What to produce: Set down the data below without change, skipping the pictures it holds.
################
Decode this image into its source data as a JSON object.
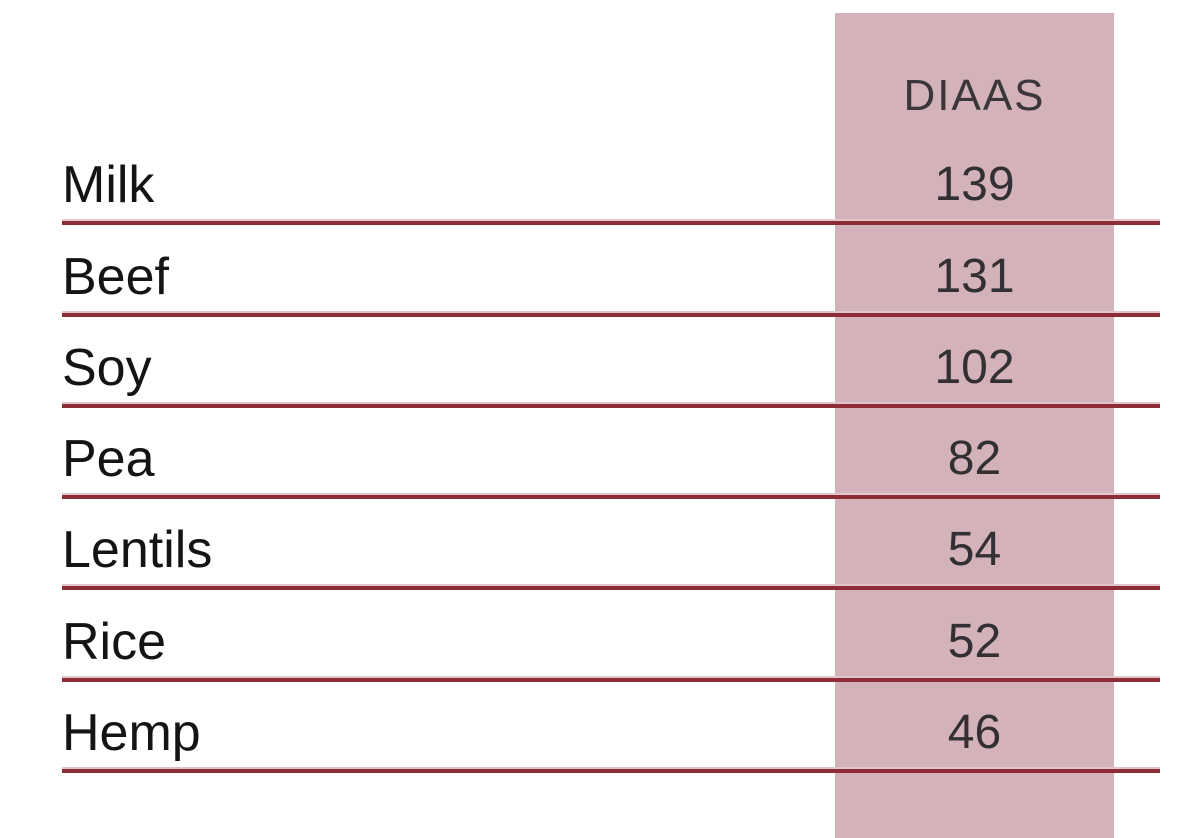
{
  "colors": {
    "highlight_column": "#d3b2b9",
    "rule_line": "#8e2c37",
    "rule_line_light": "#e2c5cb",
    "label_text": "#141414",
    "value_text": "#333033",
    "header_text": "#3b3639",
    "background": "#ffffff"
  },
  "table": {
    "header": {
      "diaas_label": "DIAAS"
    },
    "rows": [
      {
        "label": "Milk",
        "value": "139"
      },
      {
        "label": "Beef",
        "value": "131"
      },
      {
        "label": "Soy",
        "value": "102"
      },
      {
        "label": "Pea",
        "value": "82"
      },
      {
        "label": "Lentils",
        "value": "54"
      },
      {
        "label": "Rice",
        "value": "52"
      },
      {
        "label": "Hemp",
        "value": "46"
      }
    ]
  },
  "chart_data": {
    "type": "table",
    "title": "",
    "columns": [
      "",
      "DIAAS"
    ],
    "categories": [
      "Milk",
      "Beef",
      "Soy",
      "Pea",
      "Lentils",
      "Rice",
      "Hemp"
    ],
    "values": [
      139,
      131,
      102,
      82,
      54,
      52,
      46
    ],
    "layout_hints": {
      "value_column_highlighted": true,
      "highlight_color": "#d3b2b9",
      "row_separator_color": "#8e2c37",
      "sorted": "descending"
    }
  }
}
################
Result of the exercise:
Decode this image into its source data as a JSON object.
{
  "colors": {
    "highlight_column": "#d3b2b9",
    "rule_line": "#8e2c37",
    "rule_line_light": "#e2c5cb",
    "label_text": "#141414",
    "value_text": "#333033",
    "header_text": "#3b3639",
    "background": "#ffffff"
  },
  "table": {
    "header": {
      "diaas_label": "DIAAS"
    },
    "rows": [
      {
        "label": "Milk",
        "value": "139"
      },
      {
        "label": "Beef",
        "value": "131"
      },
      {
        "label": "Soy",
        "value": "102"
      },
      {
        "label": "Pea",
        "value": "82"
      },
      {
        "label": "Lentils",
        "value": "54"
      },
      {
        "label": "Rice",
        "value": "52"
      },
      {
        "label": "Hemp",
        "value": "46"
      }
    ]
  },
  "chart_data": {
    "type": "table",
    "title": "",
    "columns": [
      "",
      "DIAAS"
    ],
    "categories": [
      "Milk",
      "Beef",
      "Soy",
      "Pea",
      "Lentils",
      "Rice",
      "Hemp"
    ],
    "values": [
      139,
      131,
      102,
      82,
      54,
      52,
      46
    ],
    "layout_hints": {
      "value_column_highlighted": true,
      "highlight_color": "#d3b2b9",
      "row_separator_color": "#8e2c37",
      "sorted": "descending"
    }
  }
}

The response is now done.